→ **Data provided**

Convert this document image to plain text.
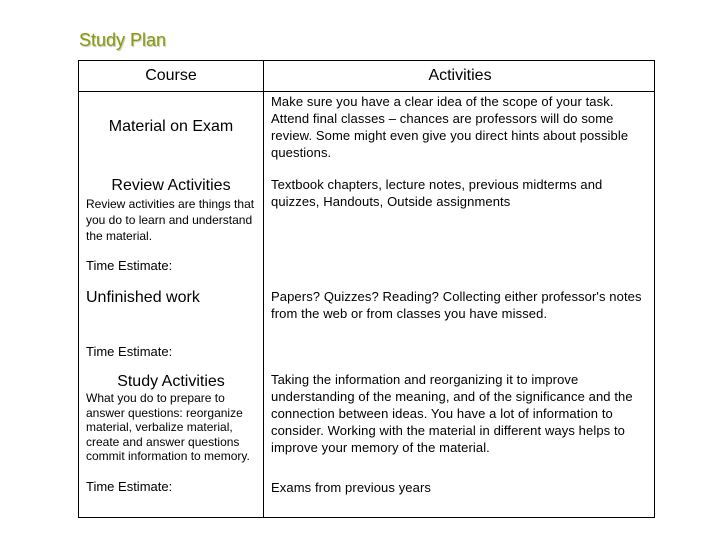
Study Plan
Course	Activities
Material on Exam
Make sure you have a clear idea of the scope of your task. Attend final classes – chances are professors will do some review. Some might even give you direct hints about possible questions.
Review Activities
Review activities are things that you do to learn and understand the material.
Time Estimate:
Textbook chapters, lecture notes, previous midterms and quizzes, Handouts, Outside assignments
Unfinished work
Time Estimate:
Papers? Quizzes? Reading? Collecting either professor's notes from the web or from classes you have missed.
Study Activities
What you do to prepare to answer questions: reorganize material, verbalize material, create and answer questions commit information to memory.
Time Estimate:
Taking the information and reorganizing it to improve understanding of the meaning, and of the significance and the connection between ideas. You have a lot of information to consider. Working with the material in different ways helps to improve your memory of the material.
Exams from previous years
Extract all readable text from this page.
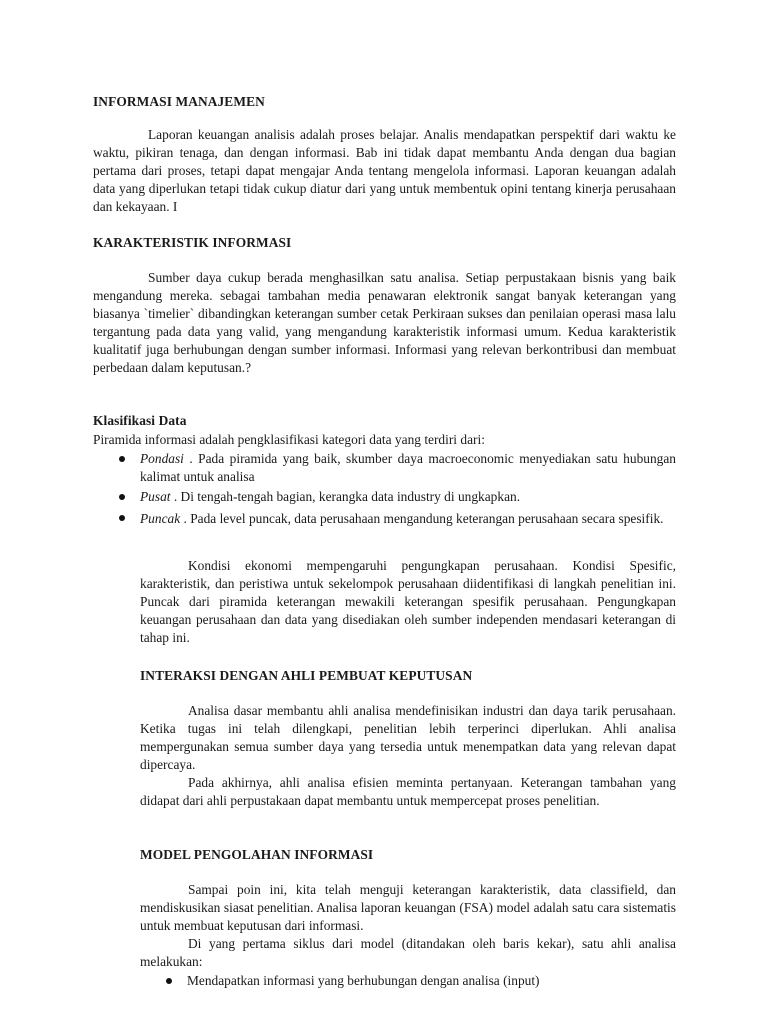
INFORMASI MANAJEMEN

Laporan keuangan analisis adalah proses belajar. Analis mendapatkan perspektif dari waktu ke waktu, pikiran tenaga, dan dengan informasi. Bab ini tidak dapat membantu Anda dengan dua bagian pertama dari proses, tetapi dapat mengajar Anda tentang mengelola informasi. Laporan keuangan adalah data yang diperlukan tetapi tidak cukup diatur dari yang untuk membentuk opini tentang kinerja perusahaan dan kekayaan. I

KARAKTERISTIK INFORMASI

Sumber daya cukup berada menghasilkan satu analisa. Setiap perpustakaan bisnis yang baik mengandung mereka. sebagai tambahan media penawaran elektronik sangat banyak keterangan yang biasanya `timelier` dibandingkan keterangan sumber cetak Perkiraan sukses dan penilaian operasi masa lalu tergantung pada data yang valid, yang mengandung karakteristik informasi umum. Kedua karakteristik kualitatif juga berhubungan dengan sumber informasi. Informasi yang relevan berkontribusi dan membuat perbedaan dalam keputusan.?

Klasifikasi Data

Piramida informasi adalah pengklasifikasi kategori data yang terdiri dari:

Pondasi . Pada piramida yang baik, skumber daya macroeconomic menyediakan satu hubungan kalimat untuk analisa
Pusat . Di tengah-tengah bagian, kerangka data industry di ungkapkan.
Puncak . Pada level puncak, data perusahaan mengandung keterangan perusahaan secara spesifik.

Kondisi ekonomi mempengaruhi pengungkapan perusahaan. Kondisi Spesific, karakteristik, dan peristiwa untuk sekelompok perusahaan diidentifikasi di langkah penelitian ini. Puncak dari piramida keterangan mewakili keterangan spesifik perusahaan. Pengungkapan keuangan perusahaan dan data yang disediakan oleh sumber independen mendasari keterangan di tahap ini.

INTERAKSI DENGAN AHLI PEMBUAT KEPUTUSAN

Analisa dasar membantu ahli analisa mendefinisikan industri dan daya tarik perusahaan. Ketika tugas ini telah dilengkapi, penelitian lebih terperinci diperlukan. Ahli analisa mempergunakan semua sumber daya yang tersedia untuk menempatkan data yang relevan dapat dipercaya.

Pada akhirnya, ahli analisa efisien meminta pertanyaan. Keterangan tambahan yang didapat dari ahli perpustakaan dapat membantu untuk mempercepat proses penelitian.

MODEL PENGOLAHAN INFORMASI

Sampai poin ini, kita telah menguji keterangan karakteristik, data classifield, dan mendiskusikan siasat penelitian. Analisa laporan keuangan (FSA) model adalah satu cara sistematis untuk membuat keputusan dari informasi.

Di yang pertama siklus dari model (ditandakan oleh baris kekar), satu ahli analisa melakukan:

Mendapatkan informasi yang berhubungan dengan analisa (input)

→ **Exercise description**
Each record above should be copied character for character, with pictures dropped.

→ **Response to this task**
Convert this document image to plain text.
Study Plan
Course	Activities
Material on Exam
Make sure you have a clear idea of the scope of your task. Attend final classes – chances are professors will do some review. Some might even give you direct hints about possible questions.
Review Activities
Review activities are things that you do to learn and understand the material.
Time Estimate:
Textbook chapters, lecture notes, previous midterms and quizzes, Handouts, Outside assignments
Unfinished work
Time Estimate:
Papers? Quizzes? Reading? Collecting either professor's notes from the web or from classes you have missed.
Study Activities
What you do to prepare to answer questions: reorganize material, verbalize material, create and answer questions commit information to memory.
Time Estimate:
Taking the information and reorganizing it to improve understanding of the meaning, and of the significance and the connection between ideas. You have a lot of information to consider. Working with the material in different ways helps to improve your memory of the material.
Exams from previous years
Extract all readable text from this page.
INFORMASI MANAJEMEN

Laporan keuangan analisis adalah proses belajar. Analis mendapatkan perspektif dari waktu ke waktu, pikiran tenaga, dan dengan informasi. Bab ini tidak dapat membantu Anda dengan dua bagian pertama dari proses, tetapi dapat mengajar Anda tentang mengelola informasi. Laporan keuangan adalah data yang diperlukan tetapi tidak cukup diatur dari yang untuk membentuk opini tentang kinerja perusahaan dan kekayaan. I

KARAKTERISTIK INFORMASI

Sumber daya cukup berada menghasilkan satu analisa. Setiap perpustakaan bisnis yang baik mengandung mereka. sebagai tambahan media penawaran elektronik sangat banyak keterangan yang biasanya `timelier` dibandingkan keterangan sumber cetak Perkiraan sukses dan penilaian operasi masa lalu tergantung pada data yang valid, yang mengandung karakteristik informasi umum. Kedua karakteristik kualitatif juga berhubungan dengan sumber informasi. Informasi yang relevan berkontribusi dan membuat perbedaan dalam keputusan.?

Klasifikasi Data

Piramida informasi adalah pengklasifikasi kategori data yang terdiri dari:

Pondasi . Pada piramida yang baik, skumber daya macroeconomic menyediakan satu hubungan kalimat untuk analisa
Pusat . Di tengah-tengah bagian, kerangka data industry di ungkapkan.
Puncak . Pada level puncak, data perusahaan mengandung keterangan perusahaan secara spesifik.

Kondisi ekonomi mempengaruhi pengungkapan perusahaan. Kondisi Spesific, karakteristik, dan peristiwa untuk sekelompok perusahaan diidentifikasi di langkah penelitian ini. Puncak dari piramida keterangan mewakili keterangan spesifik perusahaan. Pengungkapan keuangan perusahaan dan data yang disediakan oleh sumber independen mendasari keterangan di tahap ini.

INTERAKSI DENGAN AHLI PEMBUAT KEPUTUSAN

Analisa dasar membantu ahli analisa mendefinisikan industri dan daya tarik perusahaan. Ketika tugas ini telah dilengkapi, penelitian lebih terperinci diperlukan. Ahli analisa mempergunakan semua sumber daya yang tersedia untuk menempatkan data yang relevan dapat dipercaya.

Pada akhirnya, ahli analisa efisien meminta pertanyaan. Keterangan tambahan yang didapat dari ahli perpustakaan dapat membantu untuk mempercepat proses penelitian.

MODEL PENGOLAHAN INFORMASI

Sampai poin ini, kita telah menguji keterangan karakteristik, data classifield, dan mendiskusikan siasat penelitian. Analisa laporan keuangan (FSA) model adalah satu cara sistematis untuk membuat keputusan dari informasi.

Di yang pertama siklus dari model (ditandakan oleh baris kekar), satu ahli analisa melakukan:

Mendapatkan informasi yang berhubungan dengan analisa (input)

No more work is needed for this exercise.